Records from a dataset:
-*-

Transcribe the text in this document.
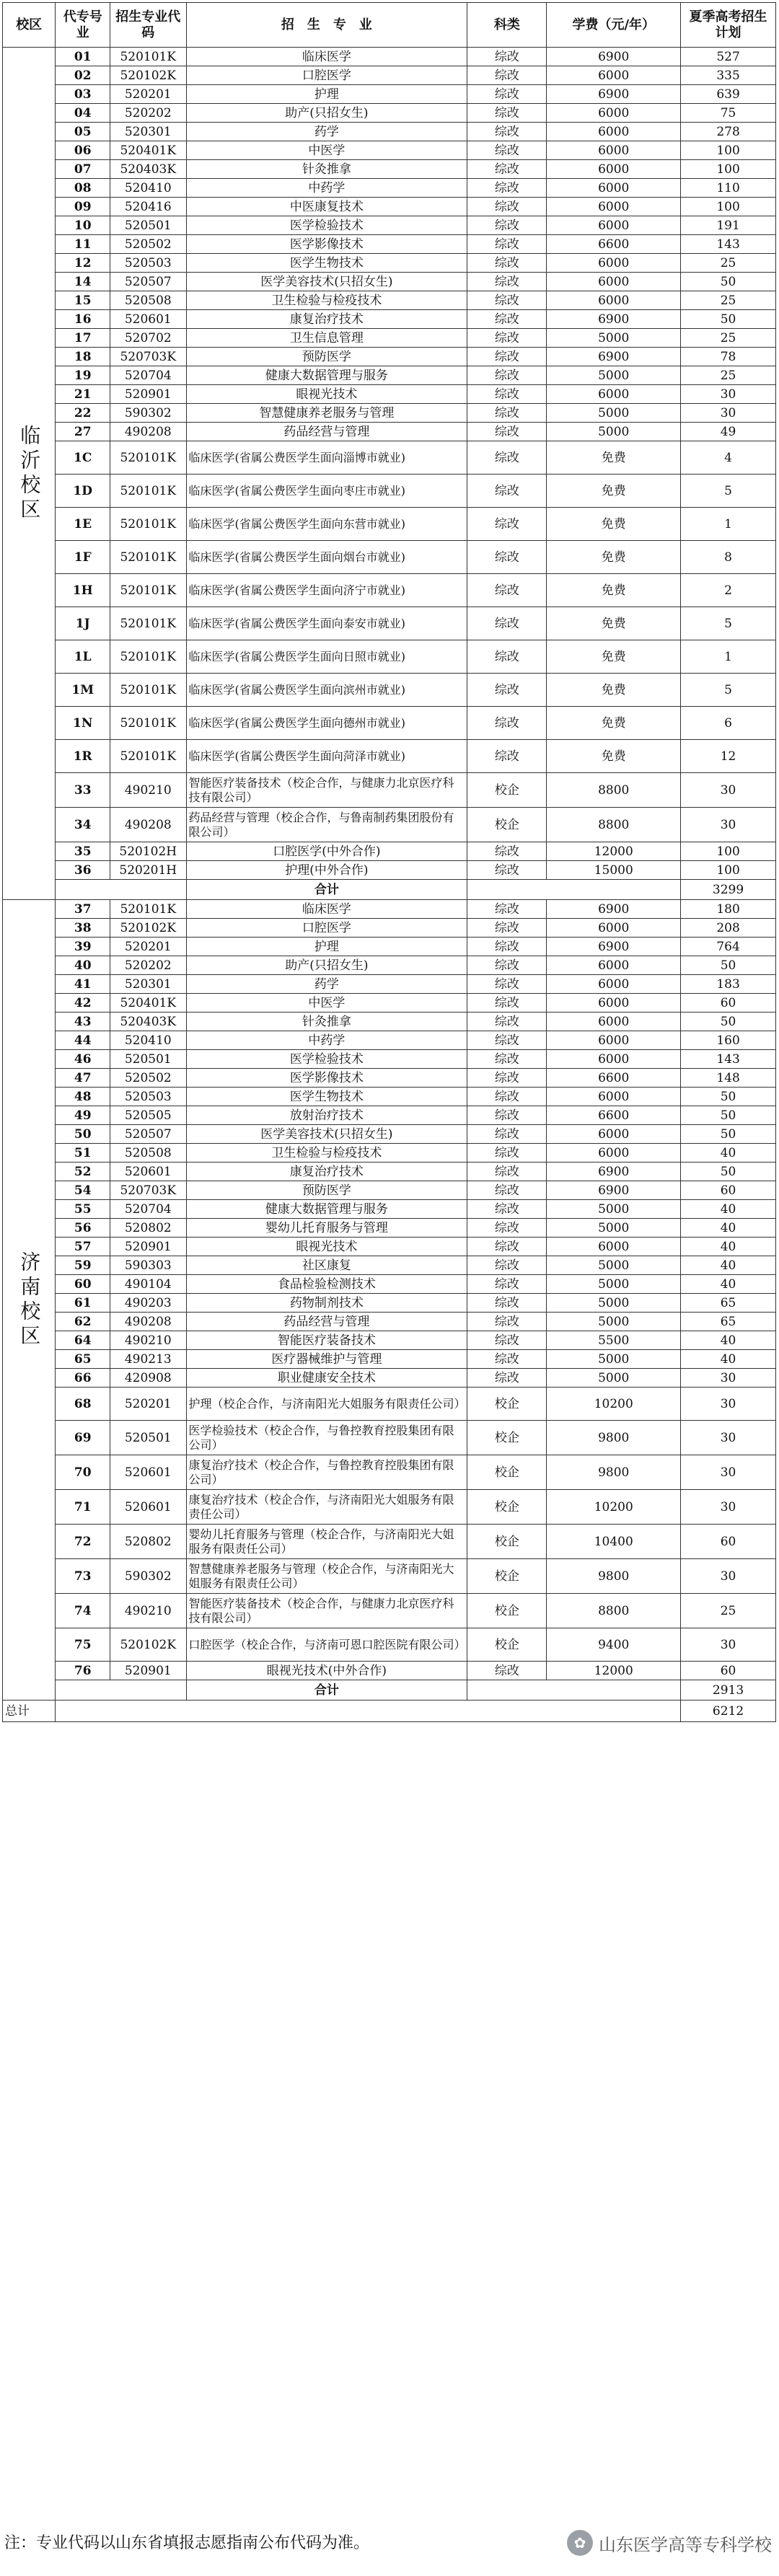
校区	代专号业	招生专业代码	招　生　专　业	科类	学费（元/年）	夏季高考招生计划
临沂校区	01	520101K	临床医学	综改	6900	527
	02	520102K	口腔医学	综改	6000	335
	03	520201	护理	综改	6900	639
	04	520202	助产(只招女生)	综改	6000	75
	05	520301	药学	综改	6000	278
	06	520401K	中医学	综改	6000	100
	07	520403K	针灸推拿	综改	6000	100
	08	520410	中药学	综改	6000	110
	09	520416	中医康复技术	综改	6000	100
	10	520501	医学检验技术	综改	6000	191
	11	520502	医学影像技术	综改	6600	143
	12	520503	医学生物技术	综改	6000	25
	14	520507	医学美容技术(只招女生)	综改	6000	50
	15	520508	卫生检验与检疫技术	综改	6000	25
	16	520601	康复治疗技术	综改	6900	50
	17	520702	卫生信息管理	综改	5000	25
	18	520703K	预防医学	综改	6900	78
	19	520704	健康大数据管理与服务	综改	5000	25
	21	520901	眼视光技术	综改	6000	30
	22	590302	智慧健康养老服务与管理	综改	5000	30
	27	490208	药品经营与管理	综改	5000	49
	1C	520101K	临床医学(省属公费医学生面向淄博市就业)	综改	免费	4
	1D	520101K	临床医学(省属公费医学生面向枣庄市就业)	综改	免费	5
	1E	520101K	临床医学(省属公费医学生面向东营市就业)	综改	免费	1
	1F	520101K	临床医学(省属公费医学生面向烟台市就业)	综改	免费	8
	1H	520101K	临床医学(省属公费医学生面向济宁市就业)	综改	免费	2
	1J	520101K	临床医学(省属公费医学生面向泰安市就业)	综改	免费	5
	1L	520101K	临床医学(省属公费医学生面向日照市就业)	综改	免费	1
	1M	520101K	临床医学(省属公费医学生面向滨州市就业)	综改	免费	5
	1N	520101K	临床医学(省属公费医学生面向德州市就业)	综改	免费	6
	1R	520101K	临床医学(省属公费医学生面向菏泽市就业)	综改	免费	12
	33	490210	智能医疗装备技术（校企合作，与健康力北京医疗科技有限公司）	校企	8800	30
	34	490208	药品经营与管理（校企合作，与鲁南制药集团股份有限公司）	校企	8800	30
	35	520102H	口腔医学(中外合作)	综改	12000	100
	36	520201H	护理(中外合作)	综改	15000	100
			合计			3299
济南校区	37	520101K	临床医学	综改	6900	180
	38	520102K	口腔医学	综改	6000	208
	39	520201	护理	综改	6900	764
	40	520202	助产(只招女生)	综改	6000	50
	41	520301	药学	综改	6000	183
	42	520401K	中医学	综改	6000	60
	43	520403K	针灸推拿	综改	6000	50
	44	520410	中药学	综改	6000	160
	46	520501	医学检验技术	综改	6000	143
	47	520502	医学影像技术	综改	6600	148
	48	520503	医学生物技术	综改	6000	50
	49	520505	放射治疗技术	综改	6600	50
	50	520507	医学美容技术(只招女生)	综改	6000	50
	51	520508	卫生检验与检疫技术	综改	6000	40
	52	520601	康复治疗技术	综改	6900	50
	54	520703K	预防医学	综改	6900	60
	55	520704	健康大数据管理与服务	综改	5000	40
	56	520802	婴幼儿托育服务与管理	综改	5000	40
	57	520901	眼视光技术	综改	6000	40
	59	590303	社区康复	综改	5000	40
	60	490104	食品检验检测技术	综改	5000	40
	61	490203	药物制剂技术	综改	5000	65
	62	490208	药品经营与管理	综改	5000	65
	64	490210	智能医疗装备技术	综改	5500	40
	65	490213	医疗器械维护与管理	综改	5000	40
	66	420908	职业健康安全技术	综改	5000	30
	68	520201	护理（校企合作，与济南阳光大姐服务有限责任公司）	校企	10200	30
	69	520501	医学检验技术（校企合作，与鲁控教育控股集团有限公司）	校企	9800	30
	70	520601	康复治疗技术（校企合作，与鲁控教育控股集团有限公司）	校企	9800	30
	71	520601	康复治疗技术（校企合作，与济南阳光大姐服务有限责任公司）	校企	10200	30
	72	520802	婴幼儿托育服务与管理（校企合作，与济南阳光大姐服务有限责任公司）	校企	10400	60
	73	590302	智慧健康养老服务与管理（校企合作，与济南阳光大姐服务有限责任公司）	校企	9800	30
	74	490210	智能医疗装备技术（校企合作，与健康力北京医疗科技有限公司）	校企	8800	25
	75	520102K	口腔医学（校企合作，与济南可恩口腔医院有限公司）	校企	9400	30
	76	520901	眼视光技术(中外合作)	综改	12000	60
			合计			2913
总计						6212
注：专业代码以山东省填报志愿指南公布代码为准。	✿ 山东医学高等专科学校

-*-

What to work on: Reproduce each line exactly, please, except for any pictures.

Answer:
Transcribe the text in this document.
校区	代专号业	招生专业代码	招　生　专　业	科类	学费（元/年）	夏季高考招生计划
临沂校区	01	520101K	临床医学	综改	6900	527
	02	520102K	口腔医学	综改	6000	335
	03	520201	护理	综改	6900	639
	04	520202	助产(只招女生)	综改	6000	75
	05	520301	药学	综改	6000	278
	06	520401K	中医学	综改	6000	100
	07	520403K	针灸推拿	综改	6000	100
	08	520410	中药学	综改	6000	110
	09	520416	中医康复技术	综改	6000	100
	10	520501	医学检验技术	综改	6000	191
	11	520502	医学影像技术	综改	6600	143
	12	520503	医学生物技术	综改	6000	25
	14	520507	医学美容技术(只招女生)	综改	6000	50
	15	520508	卫生检验与检疫技术	综改	6000	25
	16	520601	康复治疗技术	综改	6900	50
	17	520702	卫生信息管理	综改	5000	25
	18	520703K	预防医学	综改	6900	78
	19	520704	健康大数据管理与服务	综改	5000	25
	21	520901	眼视光技术	综改	6000	30
	22	590302	智慧健康养老服务与管理	综改	5000	30
	27	490208	药品经营与管理	综改	5000	49
	1C	520101K	临床医学(省属公费医学生面向淄博市就业)	综改	免费	4
	1D	520101K	临床医学(省属公费医学生面向枣庄市就业)	综改	免费	5
	1E	520101K	临床医学(省属公费医学生面向东营市就业)	综改	免费	1
	1F	520101K	临床医学(省属公费医学生面向烟台市就业)	综改	免费	8
	1H	520101K	临床医学(省属公费医学生面向济宁市就业)	综改	免费	2
	1J	520101K	临床医学(省属公费医学生面向泰安市就业)	综改	免费	5
	1L	520101K	临床医学(省属公费医学生面向日照市就业)	综改	免费	1
	1M	520101K	临床医学(省属公费医学生面向滨州市就业)	综改	免费	5
	1N	520101K	临床医学(省属公费医学生面向德州市就业)	综改	免费	6
	1R	520101K	临床医学(省属公费医学生面向菏泽市就业)	综改	免费	12
	33	490210	智能医疗装备技术（校企合作，与健康力北京医疗科技有限公司）	校企	8800	30
	34	490208	药品经营与管理（校企合作，与鲁南制药集团股份有限公司）	校企	8800	30
	35	520102H	口腔医学(中外合作)	综改	12000	100
	36	520201H	护理(中外合作)	综改	15000	100
			合计			3299
济南校区	37	520101K	临床医学	综改	6900	180
	38	520102K	口腔医学	综改	6000	208
	39	520201	护理	综改	6900	764
	40	520202	助产(只招女生)	综改	6000	50
	41	520301	药学	综改	6000	183
	42	520401K	中医学	综改	6000	60
	43	520403K	针灸推拿	综改	6000	50
	44	520410	中药学	综改	6000	160
	46	520501	医学检验技术	综改	6000	143
	47	520502	医学影像技术	综改	6600	148
	48	520503	医学生物技术	综改	6000	50
	49	520505	放射治疗技术	综改	6600	50
	50	520507	医学美容技术(只招女生)	综改	6000	50
	51	520508	卫生检验与检疫技术	综改	6000	40
	52	520601	康复治疗技术	综改	6900	50
	54	520703K	预防医学	综改	6900	60
	55	520704	健康大数据管理与服务	综改	5000	40
	56	520802	婴幼儿托育服务与管理	综改	5000	40
	57	520901	眼视光技术	综改	6000	40
	59	590303	社区康复	综改	5000	40
	60	490104	食品检验检测技术	综改	5000	40
	61	490203	药物制剂技术	综改	5000	65
	62	490208	药品经营与管理	综改	5000	65
	64	490210	智能医疗装备技术	综改	5500	40
	65	490213	医疗器械维护与管理	综改	5000	40
	66	420908	职业健康安全技术	综改	5000	30
	68	520201	护理（校企合作，与济南阳光大姐服务有限责任公司）	校企	10200	30
	69	520501	医学检验技术（校企合作，与鲁控教育控股集团有限公司）	校企	9800	30
	70	520601	康复治疗技术（校企合作，与鲁控教育控股集团有限公司）	校企	9800	30
	71	520601	康复治疗技术（校企合作，与济南阳光大姐服务有限责任公司）	校企	10200	30
	72	520802	婴幼儿托育服务与管理（校企合作，与济南阳光大姐服务有限责任公司）	校企	10400	60
	73	590302	智慧健康养老服务与管理（校企合作，与济南阳光大姐服务有限责任公司）	校企	9800	30
	74	490210	智能医疗装备技术（校企合作，与健康力北京医疗科技有限公司）	校企	8800	25
	75	520102K	口腔医学（校企合作，与济南可恩口腔医院有限公司）	校企	9400	30
	76	520901	眼视光技术(中外合作)	综改	12000	60
			合计			2913
总计						6212
注：专业代码以山东省填报志愿指南公布代码为准。	✿ 山东医学高等专科学校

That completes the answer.